Extracted records:
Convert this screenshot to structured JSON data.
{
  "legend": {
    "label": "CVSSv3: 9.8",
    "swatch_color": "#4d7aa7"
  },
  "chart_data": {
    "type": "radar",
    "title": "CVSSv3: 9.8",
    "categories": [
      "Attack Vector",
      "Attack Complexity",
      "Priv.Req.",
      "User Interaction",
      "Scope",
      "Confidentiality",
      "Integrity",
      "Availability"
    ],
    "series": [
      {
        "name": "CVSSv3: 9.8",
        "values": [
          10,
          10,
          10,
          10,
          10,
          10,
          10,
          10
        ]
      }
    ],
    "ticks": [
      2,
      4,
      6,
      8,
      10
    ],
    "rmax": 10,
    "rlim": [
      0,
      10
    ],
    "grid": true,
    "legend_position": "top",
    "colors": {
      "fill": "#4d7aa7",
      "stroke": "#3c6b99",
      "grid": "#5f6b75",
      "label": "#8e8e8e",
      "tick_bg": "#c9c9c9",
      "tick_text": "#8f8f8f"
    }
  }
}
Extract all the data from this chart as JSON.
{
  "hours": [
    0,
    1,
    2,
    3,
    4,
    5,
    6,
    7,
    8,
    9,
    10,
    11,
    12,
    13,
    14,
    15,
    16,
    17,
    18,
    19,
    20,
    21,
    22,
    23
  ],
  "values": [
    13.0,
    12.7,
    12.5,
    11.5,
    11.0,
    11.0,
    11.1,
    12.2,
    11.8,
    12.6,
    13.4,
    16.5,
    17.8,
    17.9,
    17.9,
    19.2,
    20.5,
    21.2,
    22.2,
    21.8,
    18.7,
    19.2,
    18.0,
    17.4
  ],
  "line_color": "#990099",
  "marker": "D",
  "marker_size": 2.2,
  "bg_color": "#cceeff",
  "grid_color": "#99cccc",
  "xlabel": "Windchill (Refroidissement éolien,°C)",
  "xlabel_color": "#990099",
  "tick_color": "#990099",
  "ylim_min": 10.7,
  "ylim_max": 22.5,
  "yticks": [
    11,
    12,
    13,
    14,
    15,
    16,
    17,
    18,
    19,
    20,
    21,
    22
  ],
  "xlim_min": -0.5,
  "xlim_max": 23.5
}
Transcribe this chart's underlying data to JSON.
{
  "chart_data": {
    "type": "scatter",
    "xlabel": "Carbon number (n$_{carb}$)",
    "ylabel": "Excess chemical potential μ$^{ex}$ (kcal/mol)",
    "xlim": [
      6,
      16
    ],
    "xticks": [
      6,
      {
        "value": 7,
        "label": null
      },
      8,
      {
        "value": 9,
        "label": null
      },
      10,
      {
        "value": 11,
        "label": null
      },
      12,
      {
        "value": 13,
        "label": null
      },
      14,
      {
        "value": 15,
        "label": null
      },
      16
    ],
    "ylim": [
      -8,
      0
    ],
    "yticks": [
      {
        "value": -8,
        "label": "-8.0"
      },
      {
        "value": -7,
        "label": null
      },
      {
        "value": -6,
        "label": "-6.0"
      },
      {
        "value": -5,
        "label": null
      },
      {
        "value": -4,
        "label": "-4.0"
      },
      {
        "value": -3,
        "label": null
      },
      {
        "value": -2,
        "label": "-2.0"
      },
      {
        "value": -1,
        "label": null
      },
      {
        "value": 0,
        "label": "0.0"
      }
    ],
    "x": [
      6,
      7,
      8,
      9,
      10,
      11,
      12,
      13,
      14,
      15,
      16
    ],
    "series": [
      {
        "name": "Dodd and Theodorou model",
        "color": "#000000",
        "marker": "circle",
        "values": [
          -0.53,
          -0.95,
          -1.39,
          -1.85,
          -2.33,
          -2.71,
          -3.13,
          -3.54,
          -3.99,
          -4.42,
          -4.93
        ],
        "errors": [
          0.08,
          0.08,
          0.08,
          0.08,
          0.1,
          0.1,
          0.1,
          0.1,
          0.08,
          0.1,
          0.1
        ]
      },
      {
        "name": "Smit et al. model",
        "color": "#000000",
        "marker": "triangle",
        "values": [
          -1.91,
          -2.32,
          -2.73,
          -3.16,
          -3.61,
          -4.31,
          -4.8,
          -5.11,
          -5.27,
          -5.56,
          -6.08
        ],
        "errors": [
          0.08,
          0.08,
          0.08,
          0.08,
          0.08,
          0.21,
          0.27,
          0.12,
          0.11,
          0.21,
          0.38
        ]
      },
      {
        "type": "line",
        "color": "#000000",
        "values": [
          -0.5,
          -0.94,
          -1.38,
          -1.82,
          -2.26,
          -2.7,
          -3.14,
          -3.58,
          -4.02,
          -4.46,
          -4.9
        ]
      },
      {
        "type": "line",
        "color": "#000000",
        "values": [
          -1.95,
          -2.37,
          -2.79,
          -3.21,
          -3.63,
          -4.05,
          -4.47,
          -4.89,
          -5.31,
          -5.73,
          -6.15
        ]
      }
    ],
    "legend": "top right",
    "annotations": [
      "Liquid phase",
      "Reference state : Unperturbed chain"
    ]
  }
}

Exercise directions:
Each line containing the word "this" counts once; report the total alone.

Solution:
3